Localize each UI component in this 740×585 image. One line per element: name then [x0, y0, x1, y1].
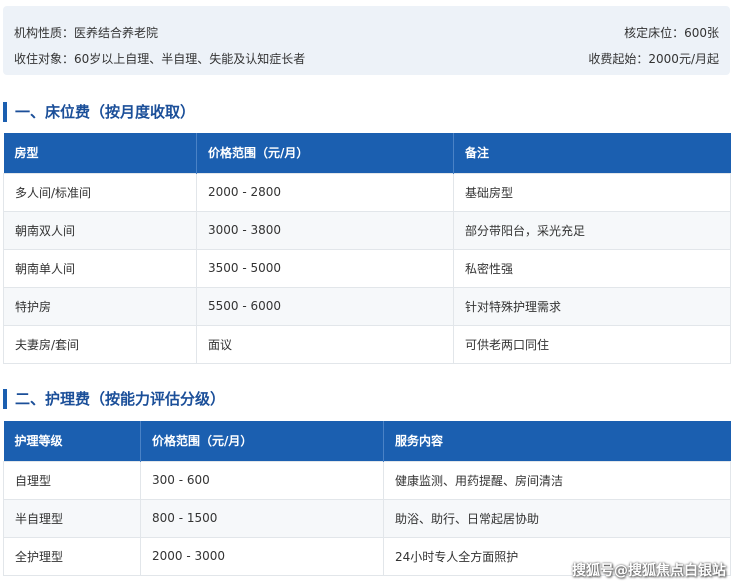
- remarks-cell: 基础房型: [453, 172, 731, 212]
- room-type-cell: 特护房: [3, 286, 197, 326]
- column-header-care-level: 护理等级: [3, 421, 141, 461]
- section-title-nursing-fee: 二、护理费（按能力评估分级）: [3, 389, 225, 409]
- table-row: 特护房 5500 - 6000 针对特殊护理需求: [3, 286, 731, 326]
- remarks-cell: 可供老两口同住: [453, 324, 731, 364]
- price-cell: 2000 - 2800: [196, 172, 454, 212]
- room-type-cell: 朝南双人间: [3, 210, 197, 250]
- remarks-cell: 私密性强: [453, 248, 731, 288]
- info-row-2: 收住对象：60岁以上自理、半自理、失能及认知症长者 收费起始：2000元/月起: [14, 50, 719, 67]
- price-cell: 2000 - 3000: [140, 536, 384, 576]
- care-level-cell: 自理型: [3, 460, 141, 500]
- price-cell: 3000 - 3800: [196, 210, 454, 250]
- table-row: 朝南双人间 3000 - 3800 部分带阳台，采光充足: [3, 210, 731, 250]
- column-header-room-type: 房型: [3, 133, 197, 173]
- table-row: 多人间/标准间 2000 - 2800 基础房型: [3, 172, 731, 212]
- room-type-cell: 多人间/标准间: [3, 172, 197, 212]
- approved-beds: 核定床位：600张: [624, 26, 719, 40]
- nursing-fee-table: 护理等级 价格范围（元/月） 服务内容 自理型 300 - 600 健康监测、用…: [3, 421, 731, 576]
- starting-fee: 收费起始：2000元/月起: [588, 52, 719, 66]
- service-cell: 健康监测、用药提醒、房间清洁: [383, 460, 731, 500]
- column-header-service-content: 服务内容: [383, 421, 731, 461]
- column-header-price-range: 价格范围（元/月）: [196, 133, 454, 173]
- info-row-1: 机构性质：医养结合养老院 核定床位：600张: [14, 24, 719, 41]
- table-row: 自理型 300 - 600 健康监测、用药提醒、房间清洁: [3, 460, 731, 500]
- price-cell: 300 - 600: [140, 460, 384, 500]
- admission-target: 收住对象：60岁以上自理、半自理、失能及认知症长者: [14, 52, 306, 66]
- service-cell: 助浴、助行、日常起居协助: [383, 498, 731, 538]
- bed-fee-table: 房型 价格范围（元/月） 备注 多人间/标准间 2000 - 2800 基础房型…: [3, 133, 731, 364]
- price-cell: 面议: [196, 324, 454, 364]
- section-title-bed-fee: 一、床位费（按月度收取）: [3, 102, 195, 122]
- table-row: 夫妻房/套间 面议 可供老两口同住: [3, 324, 731, 364]
- room-type-cell: 朝南单人间: [3, 248, 197, 288]
- remarks-cell: 针对特殊护理需求: [453, 286, 731, 326]
- table-row: 半自理型 800 - 1500 助浴、助行、日常起居协助: [3, 498, 731, 538]
- institution-nature: 机构性质：医养结合养老院: [14, 26, 159, 40]
- table-header-row: 房型 价格范围（元/月） 备注: [3, 133, 731, 173]
- table-header-row: 护理等级 价格范围（元/月） 服务内容: [3, 421, 731, 461]
- info-box: 机构性质：医养结合养老院 核定床位：600张 收住对象：60岁以上自理、半自理、…: [3, 6, 730, 75]
- table-row: 朝南单人间 3500 - 5000 私密性强: [3, 248, 731, 288]
- price-cell: 3500 - 5000: [196, 248, 454, 288]
- column-header-price-range: 价格范围（元/月）: [140, 421, 384, 461]
- price-cell: 800 - 1500: [140, 498, 384, 538]
- column-header-remarks: 备注: [453, 133, 731, 173]
- care-level-cell: 半自理型: [3, 498, 141, 538]
- price-cell: 5500 - 6000: [196, 286, 454, 326]
- care-level-cell: 全护理型: [3, 536, 141, 576]
- remarks-cell: 部分带阳台，采光充足: [453, 210, 731, 250]
- room-type-cell: 夫妻房/套间: [3, 324, 197, 364]
- watermark: 搜狐号@搜狐焦点白银站: [572, 563, 726, 579]
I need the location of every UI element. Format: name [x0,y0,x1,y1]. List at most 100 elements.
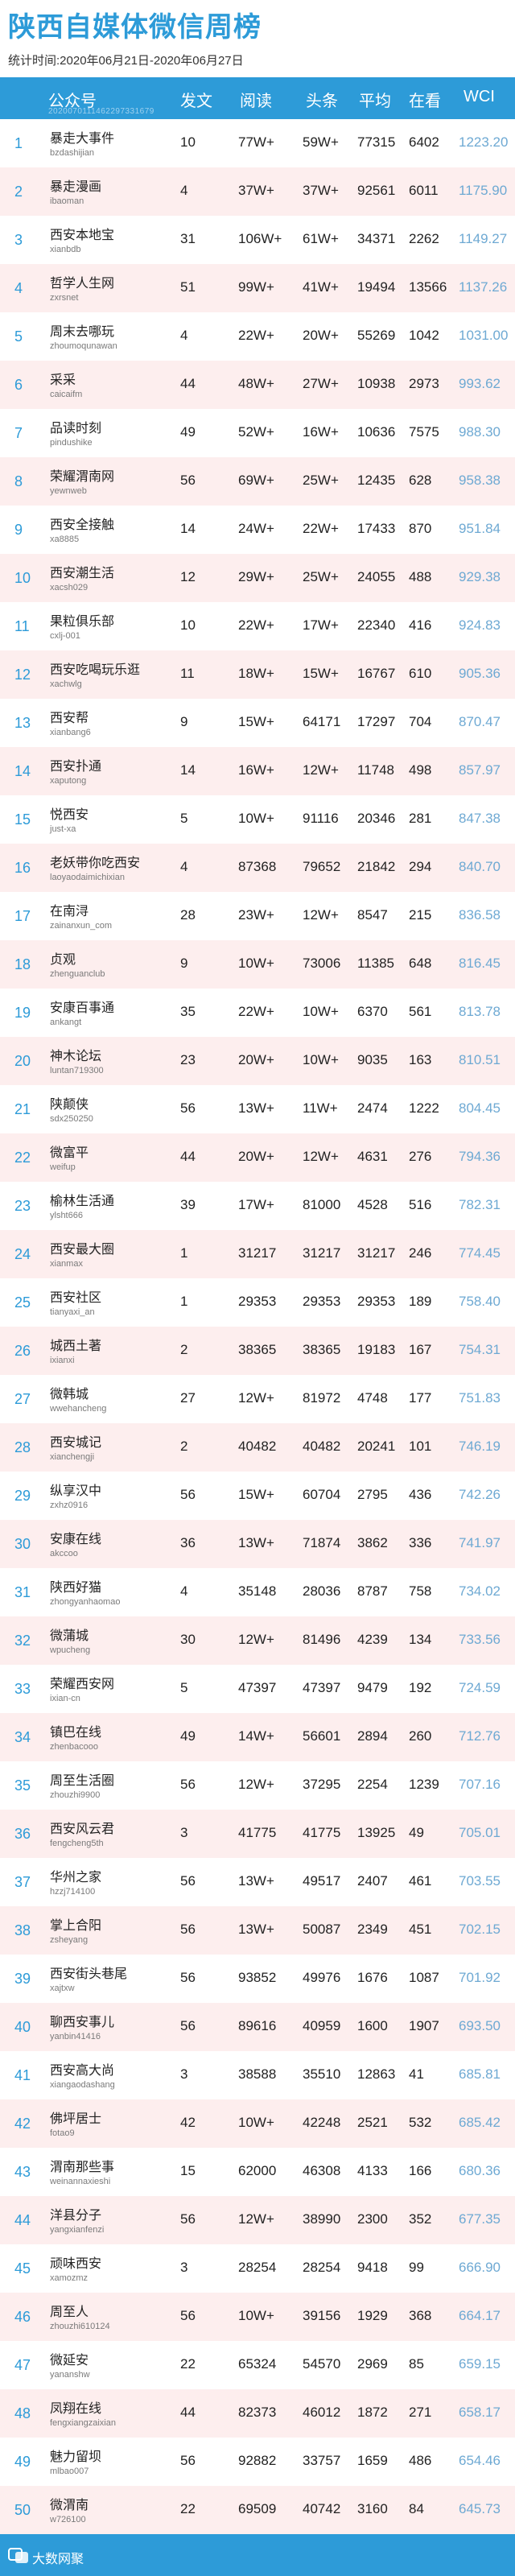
table-row: 30 安康在线 akccoo 36 13W+ 71874 3862 336 741.97 [0,1520,515,1568]
account-name: 老妖带你吃西安 [50,857,141,870]
account-name: 微韩城 [50,1388,89,1402]
row-rank: 47 [14,2357,31,2373]
account-name: 镇巴在线 [50,1726,102,1740]
cell-average: 9479 [357,1680,388,1695]
cell-wci: 758.40 [459,1294,501,1309]
cell-reads: 52W+ [238,424,274,440]
cell-posts: 14 [180,762,196,778]
cell-likes: 1239 [409,1777,439,1792]
row-rank: 35 [14,1777,31,1794]
cell-posts: 44 [180,1149,196,1164]
cell-wci: 754.31 [459,1342,501,1357]
cell-likes: 532 [409,2115,432,2130]
table-row: 40 聊西安事儿 yanbin41416 56 89616 40959 1600 1907 69… [0,2003,515,2051]
cell-likes: 628 [409,473,432,488]
cell-average: 4631 [357,1149,388,1164]
row-rank: 5 [14,328,23,345]
account-name: 聊西安事儿 [50,2016,115,2029]
account-name: 果粒俱乐部 [50,615,115,629]
table-row: 2 暴走漫画 ibaoman 4 37W+ 37W+ 92561 6011 1175.90 [0,167,515,216]
cell-average: 9035 [357,1052,388,1067]
cell-average: 2349 [357,1922,388,1937]
cell-likes: 85 [409,2356,424,2372]
account-id: akccoo [50,1549,78,1558]
cell-headline: 42248 [303,2115,341,2130]
cell-reads: 31217 [238,1245,277,1261]
date-range: 统计时间:2020年06月21日-2020年06月27日 [8,54,244,68]
row-rank: 17 [14,908,31,924]
row-rank: 8 [14,473,23,489]
cell-reads: 22W+ [238,617,274,633]
account-id: weifup [50,1162,76,1172]
cell-reads: 10W+ [238,2115,274,2130]
cell-average: 21842 [357,859,396,874]
cell-wci: 958.38 [459,473,501,488]
cell-reads: 38365 [238,1342,277,1357]
cell-posts: 10 [180,134,196,150]
account-name: 西安街头巷尾 [50,1967,128,1981]
cell-wci: 1223.20 [459,134,509,150]
row-rank: 19 [14,1005,31,1021]
cell-wci: 666.90 [459,2260,501,2275]
cell-likes: 6011 [409,183,439,198]
cell-likes: 758 [409,1583,432,1599]
row-rank: 34 [14,1729,31,1745]
account-name: 荣耀西安网 [50,1678,115,1691]
account-name: 安康在线 [50,1533,102,1546]
cell-headline: 41775 [303,1825,341,1840]
row-rank: 40 [14,2019,31,2035]
account-name: 城西土著 [50,1340,102,1353]
account-id: fengcheng5th [50,1839,104,1848]
cell-average: 2254 [357,1777,388,1792]
cell-headline: 54570 [303,2356,341,2372]
cell-likes: 610 [409,666,432,681]
cell-likes: 101 [409,1439,432,1454]
account-name: 品读时刻 [50,422,102,436]
cell-headline: 73006 [303,956,341,971]
row-rank: 7 [14,425,23,441]
cell-reads: 29W+ [238,569,274,584]
account-id: zhenbacooo [50,1742,98,1752]
table-row: 20 神木论坛 luntan719300 23 20W+ 10W+ 9035 163 810.5… [0,1037,515,1085]
cell-wci: 1175.90 [459,183,508,198]
account-name: 西安本地宝 [50,229,115,242]
account-id: ylsht666 [50,1211,83,1220]
cell-reads: 47397 [238,1680,277,1695]
account-id: xajtxw [50,1984,75,1993]
table-row: 41 西安高大尚 xiangaodashang 3 38588 35510 12863 41 6… [0,2051,515,2099]
row-rank: 45 [14,2260,31,2277]
row-rank: 12 [14,667,31,683]
cell-wci: 742.26 [459,1487,501,1502]
cell-average: 12863 [357,2066,396,2082]
cell-posts: 4 [180,859,188,874]
account-name: 西安社区 [50,1291,102,1305]
table-row: 38 掌上合阳 zsheyang 56 13W+ 50087 2349 451 702.15 [0,1906,515,1955]
cell-reads: 77W+ [238,134,274,150]
table-row: 35 周至生活圈 zhouzhi9900 56 12W+ 37295 2254 1239 707… [0,1761,515,1810]
cell-average: 1676 [357,1970,388,1985]
row-rank: 20 [14,1053,31,1069]
table-row: 19 安康百事通 ankangt 35 22W+ 10W+ 6370 561 813.78 [0,989,515,1037]
cell-average: 3862 [357,1535,388,1550]
table-row: 23 榆林生活通 ylsht666 39 17W+ 81000 4528 516 782.31 [0,1182,515,1230]
cell-average: 24055 [357,569,396,584]
cell-headline: 38365 [303,1342,341,1357]
account-name: 微富平 [50,1146,89,1160]
table-row: 7 品读时刻 pindushike 49 52W+ 16W+ 10636 7575 988.30 [0,409,515,457]
account-name: 魅力留坝 [50,2450,102,2464]
cell-likes: 486 [409,2453,432,2468]
cell-likes: 246 [409,1245,432,1261]
account-id: pindushike [50,438,93,448]
cell-wci: 734.02 [459,1583,501,1599]
cell-reads: 13W+ [238,1873,274,1889]
row-rank: 36 [14,1826,31,1842]
account-id: just-xa [50,824,76,834]
cell-headline: 12W+ [303,907,339,923]
account-id: ibaoman [50,196,84,206]
cell-average: 10938 [357,376,396,391]
cell-headline: 59W+ [303,134,339,150]
cell-average: 19494 [357,279,396,295]
cell-reads: 13W+ [238,1100,274,1116]
table-row: 34 镇巴在线 zhenbacooo 49 14W+ 56601 2894 260 712.76 [0,1713,515,1761]
cell-wci: 988.30 [459,424,501,440]
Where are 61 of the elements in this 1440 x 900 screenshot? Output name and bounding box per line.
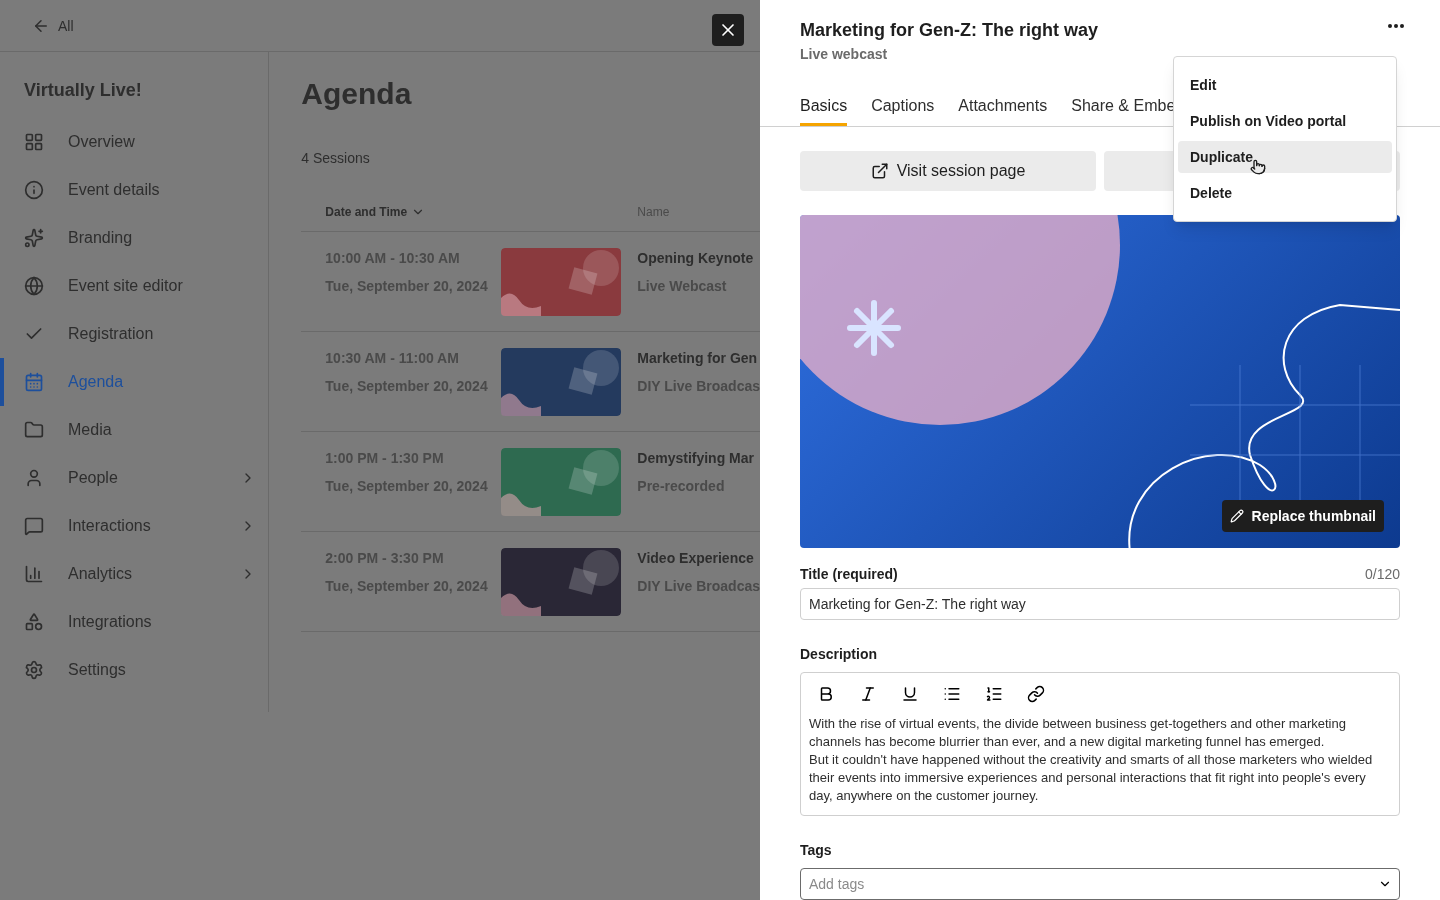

**Directions for this task:** In the records, rewrite the part that opens with the line containing "- remarks-cell: 基础房型: [453, 172, 731, 212]" and closes with the line containing "- starting-fee: 收费起始：2000元/月起: [588, 52, 719, 66]", replacing "price-cell" with "fee-cell" and leaving everything else unchanged. Output only that part.

**Solution to the exercise:**
- remarks-cell: 基础房型: [453, 172, 731, 212]
- room-type-cell: 特护房: [3, 286, 197, 326]
- column-header-care-level: 护理等级: [3, 421, 141, 461]
- section-title-nursing-fee: 二、护理费（按能力评估分级）: [3, 389, 225, 409]
- table-row: 特护房 5500 - 6000 针对特殊护理需求: [3, 286, 731, 326]
- remarks-cell: 可供老两口同住: [453, 324, 731, 364]
- fee-cell: 2000 - 2800: [196, 172, 454, 212]
- room-type-cell: 朝南双人间: [3, 210, 197, 250]
- remarks-cell: 私密性强: [453, 248, 731, 288]
- info-row-2: 收住对象：60岁以上自理、半自理、失能及认知症长者 收费起始：2000元/月起: [14, 50, 719, 67]
- fee-cell: 2000 - 3000: [140, 536, 384, 576]
- care-level-cell: 自理型: [3, 460, 141, 500]
- fee-cell: 3000 - 3800: [196, 210, 454, 250]
- table-row: 朝南双人间 3000 - 3800 部分带阳台，采光充足: [3, 210, 731, 250]
- column-header-room-type: 房型: [3, 133, 197, 173]
- table-row: 多人间/标准间 2000 - 2800 基础房型: [3, 172, 731, 212]
- room-type-cell: 多人间/标准间: [3, 172, 197, 212]
- approved-beds: 核定床位：600张: [624, 26, 719, 40]
- nursing-fee-table: 护理等级 价格范围（元/月） 服务内容 自理型 300 - 600 健康监测、用…: [3, 421, 731, 576]
- starting-fee: 收费起始：2000元/月起: [588, 52, 719, 66]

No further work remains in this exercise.